> [RECORDS SUPPLIED]
========================

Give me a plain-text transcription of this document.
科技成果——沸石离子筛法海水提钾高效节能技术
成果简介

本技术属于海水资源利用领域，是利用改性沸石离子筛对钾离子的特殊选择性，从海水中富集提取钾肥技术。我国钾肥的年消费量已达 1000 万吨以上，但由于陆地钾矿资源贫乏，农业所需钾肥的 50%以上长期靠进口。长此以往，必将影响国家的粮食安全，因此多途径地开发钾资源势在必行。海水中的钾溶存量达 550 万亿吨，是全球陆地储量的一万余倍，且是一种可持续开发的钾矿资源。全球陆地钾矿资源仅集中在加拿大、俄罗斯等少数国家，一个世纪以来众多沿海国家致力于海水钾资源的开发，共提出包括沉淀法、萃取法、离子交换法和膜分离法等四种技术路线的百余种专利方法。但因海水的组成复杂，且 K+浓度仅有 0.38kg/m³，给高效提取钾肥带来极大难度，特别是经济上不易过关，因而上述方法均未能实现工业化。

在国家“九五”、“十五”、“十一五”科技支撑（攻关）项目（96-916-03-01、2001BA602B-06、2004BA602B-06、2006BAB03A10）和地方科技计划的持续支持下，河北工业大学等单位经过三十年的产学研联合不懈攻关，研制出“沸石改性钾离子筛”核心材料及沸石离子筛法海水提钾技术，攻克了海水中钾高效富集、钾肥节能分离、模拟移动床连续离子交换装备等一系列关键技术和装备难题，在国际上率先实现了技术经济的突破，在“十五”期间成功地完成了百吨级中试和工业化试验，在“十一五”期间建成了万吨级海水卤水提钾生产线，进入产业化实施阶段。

========================

Repeat every line of the material exactly as given.

> [WORKED SOLUTION]
Give me a plain-text transcription of this document.
科技成果——沸石离子筛法海水提钾高效节能技术
成果简介

本技术属于海水资源利用领域，是利用改性沸石离子筛对钾离子的特殊选择性，从海水中富集提取钾肥技术。我国钾肥的年消费量已达 1000 万吨以上，但由于陆地钾矿资源贫乏，农业所需钾肥的 50%以上长期靠进口。长此以往，必将影响国家的粮食安全，因此多途径地开发钾资源势在必行。海水中的钾溶存量达 550 万亿吨，是全球陆地储量的一万余倍，且是一种可持续开发的钾矿资源。全球陆地钾矿资源仅集中在加拿大、俄罗斯等少数国家，一个世纪以来众多沿海国家致力于海水钾资源的开发，共提出包括沉淀法、萃取法、离子交换法和膜分离法等四种技术路线的百余种专利方法。但因海水的组成复杂，且 K+浓度仅有 0.38kg/m³，给高效提取钾肥带来极大难度，特别是经济上不易过关，因而上述方法均未能实现工业化。

在国家“九五”、“十五”、“十一五”科技支撑（攻关）项目（96-916-03-01、2001BA602B-06、2004BA602B-06、2006BAB03A10）和地方科技计划的持续支持下，河北工业大学等单位经过三十年的产学研联合不懈攻关，研制出“沸石改性钾离子筛”核心材料及沸石离子筛法海水提钾技术，攻克了海水中钾高效富集、钾肥节能分离、模拟移动床连续离子交换装备等一系列关键技术和装备难题，在国际上率先实现了技术经济的突破，在“十五”期间成功地完成了百吨级中试和工业化试验，在“十一五”期间建成了万吨级海水卤水提钾生产线，进入产业化实施阶段。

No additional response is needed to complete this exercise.